DATASET ROWS >>
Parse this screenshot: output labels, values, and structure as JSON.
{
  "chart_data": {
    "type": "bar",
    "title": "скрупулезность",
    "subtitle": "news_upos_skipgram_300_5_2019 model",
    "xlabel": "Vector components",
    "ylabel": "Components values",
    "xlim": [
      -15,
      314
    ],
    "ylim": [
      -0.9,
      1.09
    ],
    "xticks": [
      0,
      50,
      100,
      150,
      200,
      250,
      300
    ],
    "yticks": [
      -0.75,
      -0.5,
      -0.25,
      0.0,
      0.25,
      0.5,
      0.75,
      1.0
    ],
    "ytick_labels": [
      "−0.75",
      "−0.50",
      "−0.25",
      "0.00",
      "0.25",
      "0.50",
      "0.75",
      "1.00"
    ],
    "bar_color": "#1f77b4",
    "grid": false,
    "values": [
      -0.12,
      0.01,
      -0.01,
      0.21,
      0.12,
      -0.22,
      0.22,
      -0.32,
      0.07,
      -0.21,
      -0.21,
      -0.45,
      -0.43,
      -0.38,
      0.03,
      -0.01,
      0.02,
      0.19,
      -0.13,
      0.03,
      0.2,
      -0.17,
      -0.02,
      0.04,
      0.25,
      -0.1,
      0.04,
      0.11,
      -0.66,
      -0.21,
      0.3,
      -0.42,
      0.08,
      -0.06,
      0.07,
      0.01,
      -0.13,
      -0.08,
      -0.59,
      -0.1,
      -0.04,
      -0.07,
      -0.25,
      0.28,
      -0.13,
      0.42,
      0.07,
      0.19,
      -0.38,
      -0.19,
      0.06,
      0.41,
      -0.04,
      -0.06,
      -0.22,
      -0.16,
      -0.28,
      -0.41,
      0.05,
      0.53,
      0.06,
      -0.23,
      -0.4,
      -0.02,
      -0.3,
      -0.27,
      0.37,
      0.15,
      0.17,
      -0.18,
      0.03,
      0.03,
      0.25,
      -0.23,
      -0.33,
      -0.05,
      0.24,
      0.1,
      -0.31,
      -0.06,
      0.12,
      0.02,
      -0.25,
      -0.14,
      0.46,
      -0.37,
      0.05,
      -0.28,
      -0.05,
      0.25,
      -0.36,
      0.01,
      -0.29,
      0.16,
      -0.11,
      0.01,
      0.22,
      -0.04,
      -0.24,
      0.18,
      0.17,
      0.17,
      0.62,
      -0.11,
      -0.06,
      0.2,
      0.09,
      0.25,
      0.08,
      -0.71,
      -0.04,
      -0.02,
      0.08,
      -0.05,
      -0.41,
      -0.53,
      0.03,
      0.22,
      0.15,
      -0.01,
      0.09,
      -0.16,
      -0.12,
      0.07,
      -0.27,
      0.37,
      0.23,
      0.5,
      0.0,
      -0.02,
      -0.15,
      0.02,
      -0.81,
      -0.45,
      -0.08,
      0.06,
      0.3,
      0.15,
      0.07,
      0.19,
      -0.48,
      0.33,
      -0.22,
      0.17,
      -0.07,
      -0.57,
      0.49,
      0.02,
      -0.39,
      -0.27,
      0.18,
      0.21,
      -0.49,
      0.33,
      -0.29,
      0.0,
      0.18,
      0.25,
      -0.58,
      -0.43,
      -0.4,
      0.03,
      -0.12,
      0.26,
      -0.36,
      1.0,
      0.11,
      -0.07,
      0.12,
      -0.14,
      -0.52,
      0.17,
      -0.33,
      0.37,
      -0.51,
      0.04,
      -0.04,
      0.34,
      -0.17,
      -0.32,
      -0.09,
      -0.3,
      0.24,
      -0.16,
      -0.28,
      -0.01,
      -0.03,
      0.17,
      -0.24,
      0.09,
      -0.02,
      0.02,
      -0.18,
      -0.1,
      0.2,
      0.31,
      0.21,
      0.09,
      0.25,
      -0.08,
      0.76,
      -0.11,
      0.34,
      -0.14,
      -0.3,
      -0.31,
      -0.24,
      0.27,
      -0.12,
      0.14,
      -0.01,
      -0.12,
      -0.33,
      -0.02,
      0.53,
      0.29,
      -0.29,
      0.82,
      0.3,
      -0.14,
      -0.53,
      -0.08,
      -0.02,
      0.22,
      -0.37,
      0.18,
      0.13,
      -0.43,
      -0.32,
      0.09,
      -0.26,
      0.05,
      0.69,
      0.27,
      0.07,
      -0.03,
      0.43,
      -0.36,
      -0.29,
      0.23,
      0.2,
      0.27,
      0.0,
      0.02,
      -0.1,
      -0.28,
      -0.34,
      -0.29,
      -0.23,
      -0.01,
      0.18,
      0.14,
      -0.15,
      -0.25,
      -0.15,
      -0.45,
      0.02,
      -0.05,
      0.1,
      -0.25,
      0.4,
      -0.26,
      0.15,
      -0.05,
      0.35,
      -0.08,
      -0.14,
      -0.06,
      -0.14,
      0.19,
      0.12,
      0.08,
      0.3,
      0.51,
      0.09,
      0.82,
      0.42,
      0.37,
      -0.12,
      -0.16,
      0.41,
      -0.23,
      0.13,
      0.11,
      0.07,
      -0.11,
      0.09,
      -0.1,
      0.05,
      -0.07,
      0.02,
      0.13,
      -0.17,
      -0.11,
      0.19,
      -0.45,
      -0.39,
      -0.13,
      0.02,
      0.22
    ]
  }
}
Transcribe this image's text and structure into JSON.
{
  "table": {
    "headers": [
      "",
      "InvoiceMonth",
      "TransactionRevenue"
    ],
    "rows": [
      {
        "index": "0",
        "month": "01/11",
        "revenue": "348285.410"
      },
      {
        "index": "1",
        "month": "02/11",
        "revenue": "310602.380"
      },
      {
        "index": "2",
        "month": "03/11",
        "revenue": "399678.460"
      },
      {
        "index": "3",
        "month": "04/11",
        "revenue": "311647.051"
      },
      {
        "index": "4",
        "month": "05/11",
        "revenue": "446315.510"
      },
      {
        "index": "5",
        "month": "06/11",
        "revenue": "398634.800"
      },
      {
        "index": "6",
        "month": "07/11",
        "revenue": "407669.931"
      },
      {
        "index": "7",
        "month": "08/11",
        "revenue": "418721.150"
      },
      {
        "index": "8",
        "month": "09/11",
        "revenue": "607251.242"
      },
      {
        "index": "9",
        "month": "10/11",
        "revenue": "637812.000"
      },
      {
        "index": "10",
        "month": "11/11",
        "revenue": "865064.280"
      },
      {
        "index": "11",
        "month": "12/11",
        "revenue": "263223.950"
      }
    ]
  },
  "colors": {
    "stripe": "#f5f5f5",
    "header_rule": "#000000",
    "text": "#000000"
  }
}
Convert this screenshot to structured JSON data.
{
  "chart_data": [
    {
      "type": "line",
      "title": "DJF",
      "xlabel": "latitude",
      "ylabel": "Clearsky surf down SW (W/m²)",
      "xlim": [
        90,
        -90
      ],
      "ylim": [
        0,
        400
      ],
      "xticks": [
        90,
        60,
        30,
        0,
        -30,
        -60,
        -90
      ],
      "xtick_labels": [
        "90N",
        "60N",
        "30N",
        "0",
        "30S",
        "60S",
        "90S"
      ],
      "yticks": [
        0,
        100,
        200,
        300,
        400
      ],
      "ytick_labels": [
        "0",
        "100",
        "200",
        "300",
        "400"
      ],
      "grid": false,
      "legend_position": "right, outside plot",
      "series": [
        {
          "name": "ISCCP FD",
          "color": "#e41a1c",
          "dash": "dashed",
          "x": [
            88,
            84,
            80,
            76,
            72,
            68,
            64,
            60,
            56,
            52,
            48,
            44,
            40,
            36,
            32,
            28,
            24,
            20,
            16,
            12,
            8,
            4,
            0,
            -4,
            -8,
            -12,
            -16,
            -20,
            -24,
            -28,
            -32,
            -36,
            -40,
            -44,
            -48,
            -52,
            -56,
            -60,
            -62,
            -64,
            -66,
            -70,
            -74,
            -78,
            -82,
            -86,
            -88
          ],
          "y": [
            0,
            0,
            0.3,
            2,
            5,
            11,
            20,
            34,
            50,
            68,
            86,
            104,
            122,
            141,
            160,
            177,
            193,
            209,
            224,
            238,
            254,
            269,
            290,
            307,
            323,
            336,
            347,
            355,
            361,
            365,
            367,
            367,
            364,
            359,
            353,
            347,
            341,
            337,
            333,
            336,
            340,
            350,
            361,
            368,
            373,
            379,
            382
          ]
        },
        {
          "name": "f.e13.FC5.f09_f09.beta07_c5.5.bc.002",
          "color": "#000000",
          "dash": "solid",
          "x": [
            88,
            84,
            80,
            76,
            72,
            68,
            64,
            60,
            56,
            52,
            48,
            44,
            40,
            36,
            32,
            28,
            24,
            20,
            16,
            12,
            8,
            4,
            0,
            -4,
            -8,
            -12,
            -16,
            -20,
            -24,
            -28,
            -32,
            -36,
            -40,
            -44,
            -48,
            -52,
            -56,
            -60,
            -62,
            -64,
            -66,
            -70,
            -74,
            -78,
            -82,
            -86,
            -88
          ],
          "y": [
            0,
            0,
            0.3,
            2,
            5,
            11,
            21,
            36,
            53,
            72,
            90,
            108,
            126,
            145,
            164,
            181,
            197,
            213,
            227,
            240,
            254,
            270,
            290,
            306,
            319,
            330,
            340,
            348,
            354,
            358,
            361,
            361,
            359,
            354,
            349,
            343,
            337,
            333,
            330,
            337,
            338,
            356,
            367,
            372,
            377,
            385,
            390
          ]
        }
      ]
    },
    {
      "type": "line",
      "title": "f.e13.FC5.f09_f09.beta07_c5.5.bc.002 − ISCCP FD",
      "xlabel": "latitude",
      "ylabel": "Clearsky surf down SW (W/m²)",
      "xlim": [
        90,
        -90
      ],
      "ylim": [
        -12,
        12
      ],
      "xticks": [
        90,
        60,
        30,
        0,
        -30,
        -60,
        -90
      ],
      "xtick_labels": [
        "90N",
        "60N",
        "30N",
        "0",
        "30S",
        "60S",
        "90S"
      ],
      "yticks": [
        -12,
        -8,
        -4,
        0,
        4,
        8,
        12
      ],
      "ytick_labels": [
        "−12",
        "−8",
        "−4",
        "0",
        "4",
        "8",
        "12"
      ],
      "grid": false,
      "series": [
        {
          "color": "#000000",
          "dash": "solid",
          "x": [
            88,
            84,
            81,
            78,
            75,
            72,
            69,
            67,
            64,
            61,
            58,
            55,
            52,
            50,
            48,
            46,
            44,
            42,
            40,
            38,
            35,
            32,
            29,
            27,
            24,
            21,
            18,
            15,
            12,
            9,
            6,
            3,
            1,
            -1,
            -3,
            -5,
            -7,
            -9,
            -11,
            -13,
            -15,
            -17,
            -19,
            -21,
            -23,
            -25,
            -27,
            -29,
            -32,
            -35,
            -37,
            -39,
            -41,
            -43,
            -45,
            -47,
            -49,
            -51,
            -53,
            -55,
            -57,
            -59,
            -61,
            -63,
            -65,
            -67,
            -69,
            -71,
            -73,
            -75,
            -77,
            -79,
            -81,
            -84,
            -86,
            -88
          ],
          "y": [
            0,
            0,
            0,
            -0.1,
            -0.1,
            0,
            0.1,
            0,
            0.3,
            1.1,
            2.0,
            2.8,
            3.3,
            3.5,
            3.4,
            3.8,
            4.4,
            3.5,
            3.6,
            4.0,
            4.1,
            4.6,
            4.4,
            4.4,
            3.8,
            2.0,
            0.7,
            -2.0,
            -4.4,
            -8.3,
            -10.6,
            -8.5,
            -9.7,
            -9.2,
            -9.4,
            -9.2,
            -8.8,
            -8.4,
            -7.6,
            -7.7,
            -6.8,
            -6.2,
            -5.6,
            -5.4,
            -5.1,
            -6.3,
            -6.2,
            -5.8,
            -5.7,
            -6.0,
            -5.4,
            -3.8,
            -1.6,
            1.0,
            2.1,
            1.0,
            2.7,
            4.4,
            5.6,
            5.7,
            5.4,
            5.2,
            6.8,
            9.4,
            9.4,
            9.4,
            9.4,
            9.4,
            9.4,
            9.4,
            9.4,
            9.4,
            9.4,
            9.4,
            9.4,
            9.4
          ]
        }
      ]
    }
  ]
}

DESCRIPTION OF THE TASK >>
Pull every line holding "screenshot" out of the records.

WRITTEN SOLUTION >>
Parse this screenshot: output labels, values, and structure as JSON.
Convert this screenshot to structured JSON data.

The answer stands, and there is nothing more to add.